[Data entries]
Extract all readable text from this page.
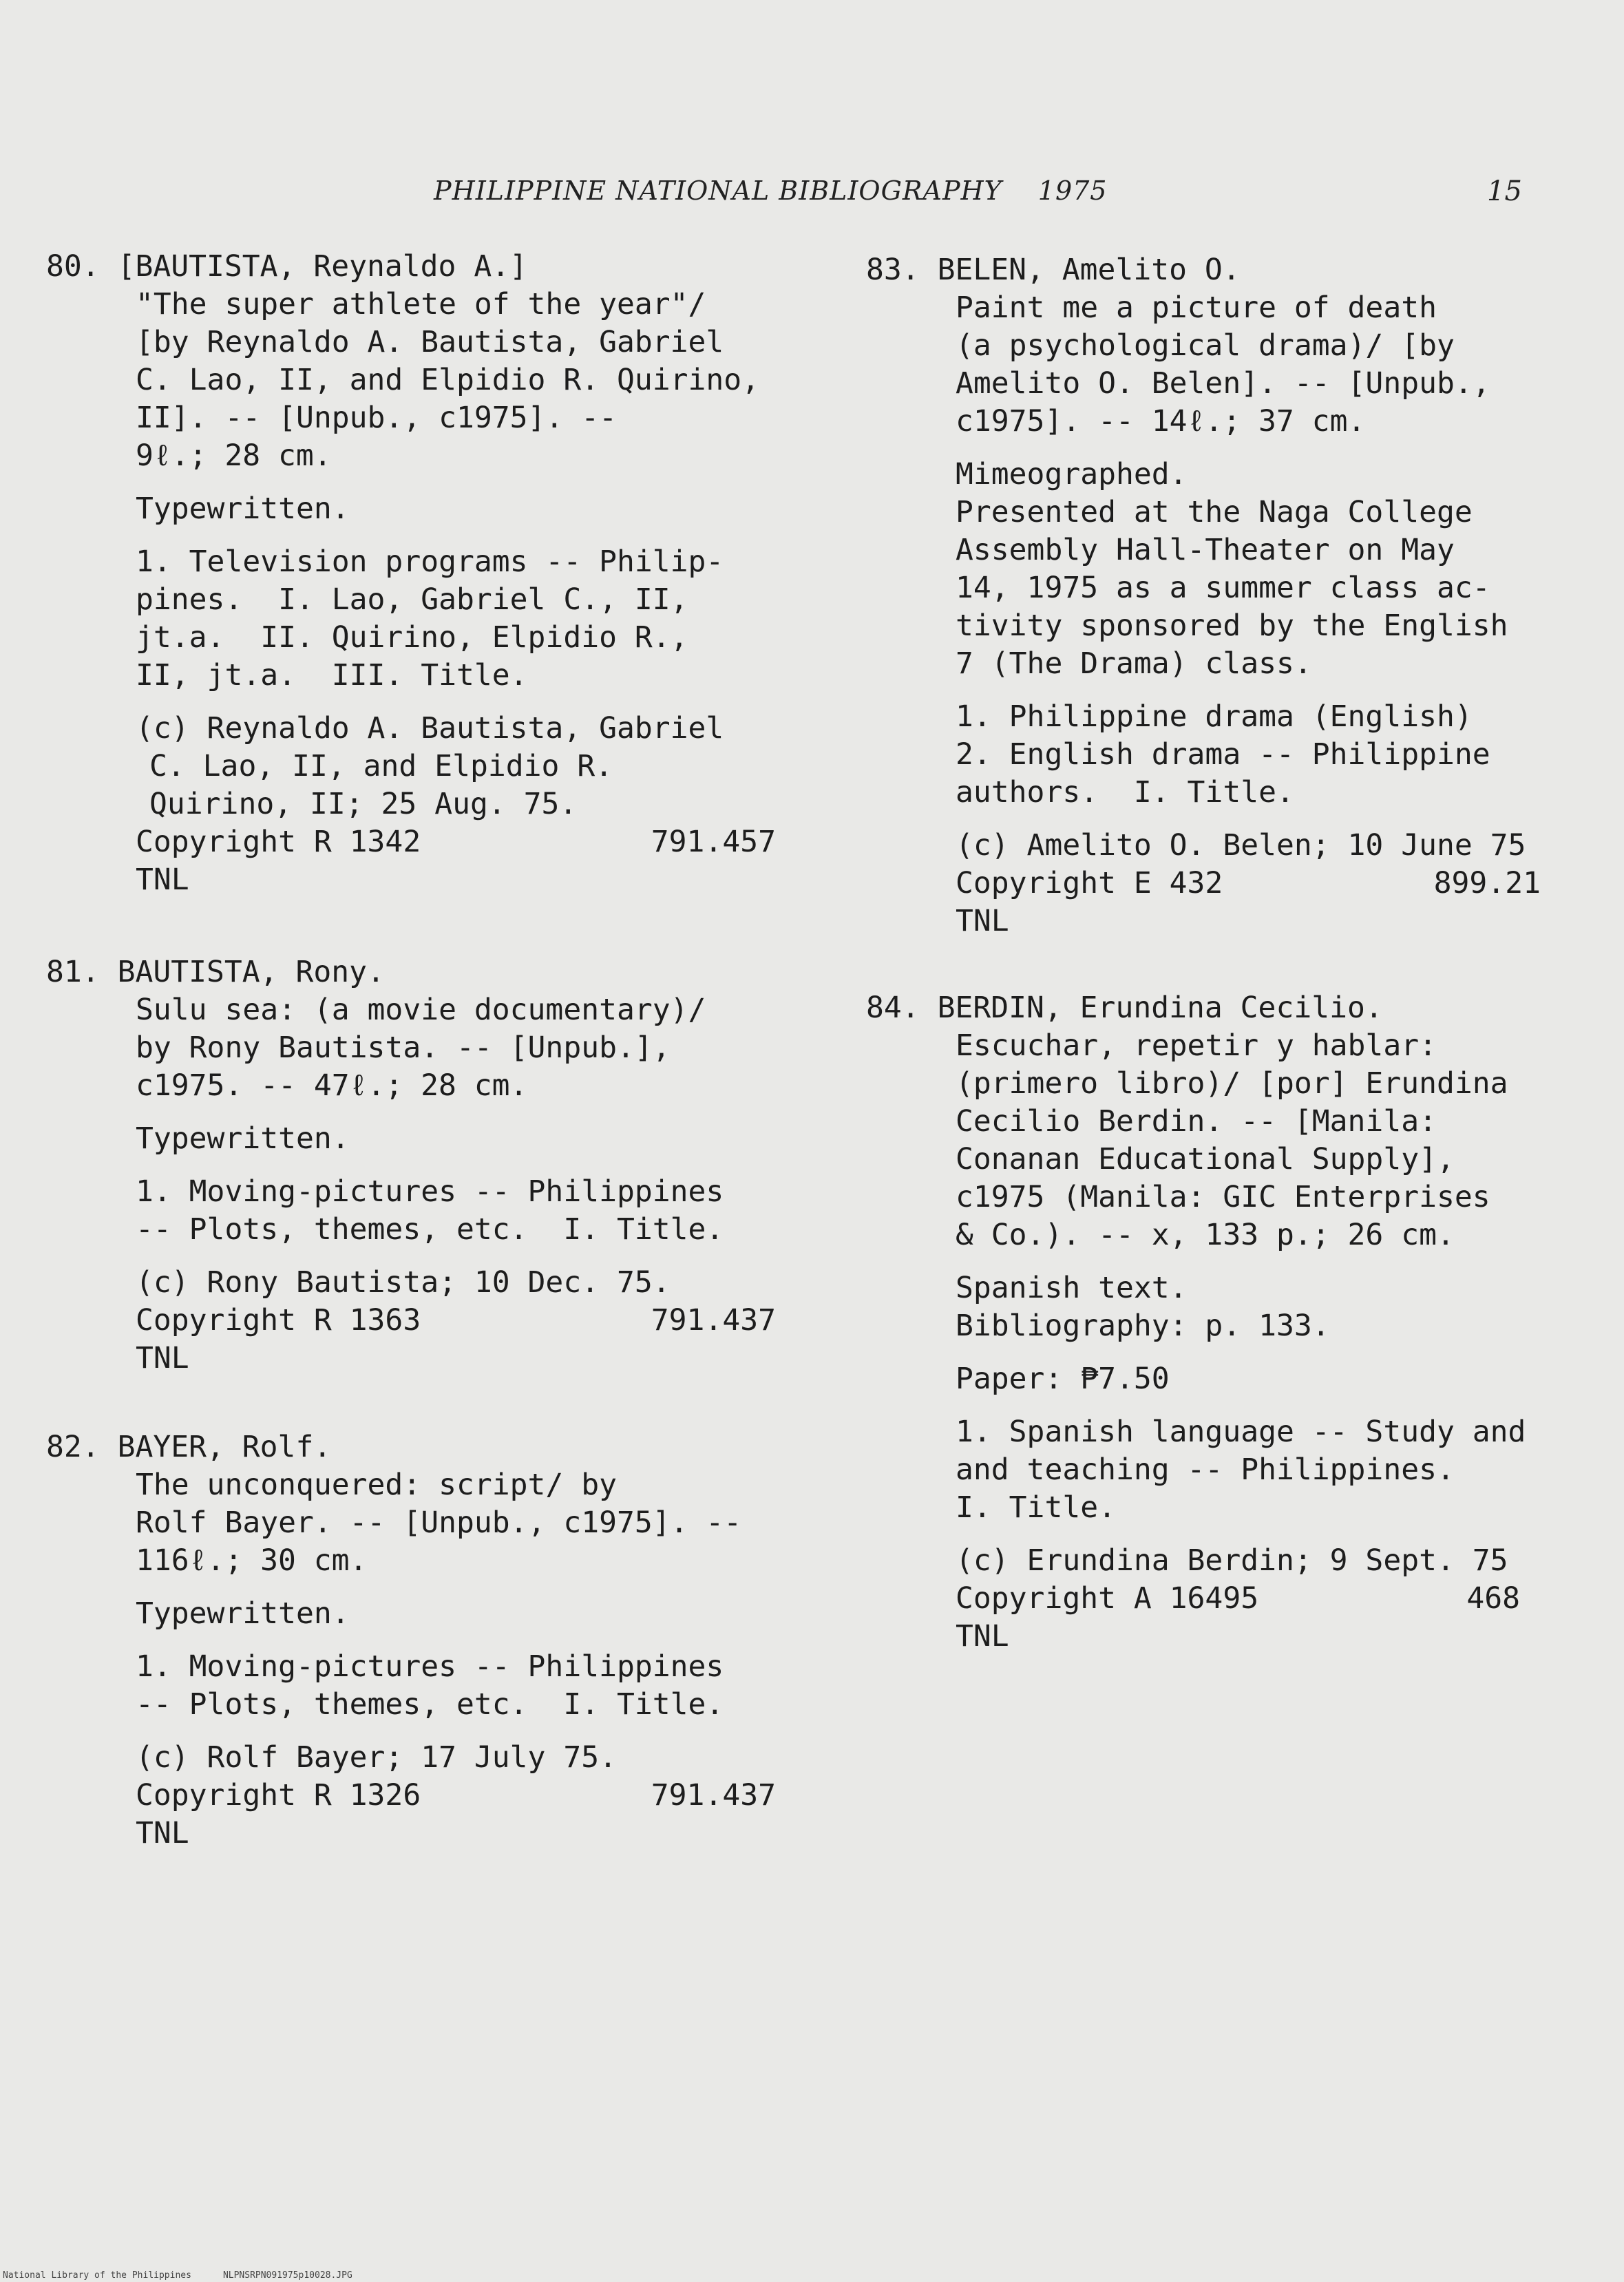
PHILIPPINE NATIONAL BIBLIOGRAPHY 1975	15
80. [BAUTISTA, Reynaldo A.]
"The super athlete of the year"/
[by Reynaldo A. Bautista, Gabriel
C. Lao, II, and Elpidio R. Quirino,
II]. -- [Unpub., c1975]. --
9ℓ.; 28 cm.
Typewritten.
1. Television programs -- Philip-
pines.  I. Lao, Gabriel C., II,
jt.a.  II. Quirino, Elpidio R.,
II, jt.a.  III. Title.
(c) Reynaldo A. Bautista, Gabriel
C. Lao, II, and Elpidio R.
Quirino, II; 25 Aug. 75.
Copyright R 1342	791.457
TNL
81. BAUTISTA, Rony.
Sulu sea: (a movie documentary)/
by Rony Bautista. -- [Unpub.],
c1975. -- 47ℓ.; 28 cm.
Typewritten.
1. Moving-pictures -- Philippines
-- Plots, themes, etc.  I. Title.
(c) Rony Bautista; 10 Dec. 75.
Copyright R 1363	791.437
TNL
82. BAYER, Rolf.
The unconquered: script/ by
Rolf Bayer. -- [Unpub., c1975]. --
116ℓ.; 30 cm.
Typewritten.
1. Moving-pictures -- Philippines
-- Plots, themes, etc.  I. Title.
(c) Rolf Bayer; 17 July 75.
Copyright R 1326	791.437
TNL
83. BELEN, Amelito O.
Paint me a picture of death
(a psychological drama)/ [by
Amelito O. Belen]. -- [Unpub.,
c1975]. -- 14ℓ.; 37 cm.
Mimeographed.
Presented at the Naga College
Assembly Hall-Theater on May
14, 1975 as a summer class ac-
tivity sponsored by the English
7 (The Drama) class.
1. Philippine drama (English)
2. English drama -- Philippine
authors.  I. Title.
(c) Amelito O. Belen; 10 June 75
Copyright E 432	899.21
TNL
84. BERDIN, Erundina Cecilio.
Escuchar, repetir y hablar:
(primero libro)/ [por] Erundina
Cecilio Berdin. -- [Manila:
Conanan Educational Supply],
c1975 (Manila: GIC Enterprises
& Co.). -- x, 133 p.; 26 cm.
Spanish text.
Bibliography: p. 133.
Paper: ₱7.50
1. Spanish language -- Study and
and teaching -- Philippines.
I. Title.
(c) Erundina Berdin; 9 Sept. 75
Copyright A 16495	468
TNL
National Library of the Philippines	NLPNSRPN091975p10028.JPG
==
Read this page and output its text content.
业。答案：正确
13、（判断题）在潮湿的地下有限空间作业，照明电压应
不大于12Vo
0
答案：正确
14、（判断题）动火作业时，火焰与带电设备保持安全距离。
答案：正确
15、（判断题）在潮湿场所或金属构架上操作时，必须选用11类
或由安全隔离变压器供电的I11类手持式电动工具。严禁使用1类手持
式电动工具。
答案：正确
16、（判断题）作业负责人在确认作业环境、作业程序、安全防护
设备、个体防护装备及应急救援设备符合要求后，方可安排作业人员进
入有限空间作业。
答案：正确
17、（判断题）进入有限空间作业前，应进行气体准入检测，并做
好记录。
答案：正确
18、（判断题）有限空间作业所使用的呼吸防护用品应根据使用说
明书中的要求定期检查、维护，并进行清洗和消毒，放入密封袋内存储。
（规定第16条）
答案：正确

PROBLEM TO WORK ON:
Choose all lines containing the string "class" and copy them out.

FINISHED TASK:
14, 1975 as a summer class ac-
7 (The Drama) class.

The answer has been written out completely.